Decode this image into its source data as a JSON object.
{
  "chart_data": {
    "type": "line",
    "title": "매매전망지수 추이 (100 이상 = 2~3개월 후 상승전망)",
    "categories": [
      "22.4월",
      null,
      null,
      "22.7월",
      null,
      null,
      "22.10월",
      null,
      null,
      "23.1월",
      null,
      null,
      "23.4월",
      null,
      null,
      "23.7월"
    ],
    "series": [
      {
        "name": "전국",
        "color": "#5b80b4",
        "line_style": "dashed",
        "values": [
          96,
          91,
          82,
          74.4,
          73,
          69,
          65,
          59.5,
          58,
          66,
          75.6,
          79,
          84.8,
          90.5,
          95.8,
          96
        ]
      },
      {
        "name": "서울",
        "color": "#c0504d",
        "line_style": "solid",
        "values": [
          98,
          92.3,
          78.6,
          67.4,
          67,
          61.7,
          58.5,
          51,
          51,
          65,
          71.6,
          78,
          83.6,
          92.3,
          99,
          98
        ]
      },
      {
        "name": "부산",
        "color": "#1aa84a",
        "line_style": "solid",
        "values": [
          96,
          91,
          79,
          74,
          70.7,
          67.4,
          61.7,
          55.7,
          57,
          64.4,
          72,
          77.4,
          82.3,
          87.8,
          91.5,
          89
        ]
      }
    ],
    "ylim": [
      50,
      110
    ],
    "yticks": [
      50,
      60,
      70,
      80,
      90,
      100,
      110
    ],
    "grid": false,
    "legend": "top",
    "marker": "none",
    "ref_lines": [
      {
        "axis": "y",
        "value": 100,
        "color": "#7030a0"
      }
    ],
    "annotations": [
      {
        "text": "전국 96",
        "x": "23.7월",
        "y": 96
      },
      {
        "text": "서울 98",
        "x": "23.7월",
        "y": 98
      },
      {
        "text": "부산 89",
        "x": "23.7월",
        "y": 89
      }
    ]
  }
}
= = = =
Written exercise :: Exact copies of all the records are required.

Problem solution ::
Decode this image into its source data as a JSON object.
{
  "chart_data": {
    "type": "line",
    "title": "매매전망지수 추이 (100 이상 = 2~3개월 후 상승전망)",
    "categories": [
      "22.4월",
      null,
      null,
      "22.7월",
      null,
      null,
      "22.10월",
      null,
      null,
      "23.1월",
      null,
      null,
      "23.4월",
      null,
      null,
      "23.7월"
    ],
    "series": [
      {
        "name": "전국",
        "color": "#5b80b4",
        "line_style": "dashed",
        "values": [
          96,
          91,
          82,
          74.4,
          73,
          69,
          65,
          59.5,
          58,
          66,
          75.6,
          79,
          84.8,
          90.5,
          95.8,
          96
        ]
      },
      {
        "name": "서울",
        "color": "#c0504d",
        "line_style": "solid",
        "values": [
          98,
          92.3,
          78.6,
          67.4,
          67,
          61.7,
          58.5,
          51,
          51,
          65,
          71.6,
          78,
          83.6,
          92.3,
          99,
          98
        ]
      },
      {
        "name": "부산",
        "color": "#1aa84a",
        "line_style": "solid",
        "values": [
          96,
          91,
          79,
          74,
          70.7,
          67.4,
          61.7,
          55.7,
          57,
          64.4,
          72,
          77.4,
          82.3,
          87.8,
          91.5,
          89
        ]
      }
    ],
    "ylim": [
      50,
      110
    ],
    "yticks": [
      50,
      60,
      70,
      80,
      90,
      100,
      110
    ],
    "grid": false,
    "legend": "top",
    "marker": "none",
    "ref_lines": [
      {
        "axis": "y",
        "value": 100,
        "color": "#7030a0"
      }
    ],
    "annotations": [
      {
        "text": "전국 96",
        "x": "23.7월",
        "y": 96
      },
      {
        "text": "서울 98",
        "x": "23.7월",
        "y": 98
      },
      {
        "text": "부산 89",
        "x": "23.7월",
        "y": 89
      }
    ]
  }
}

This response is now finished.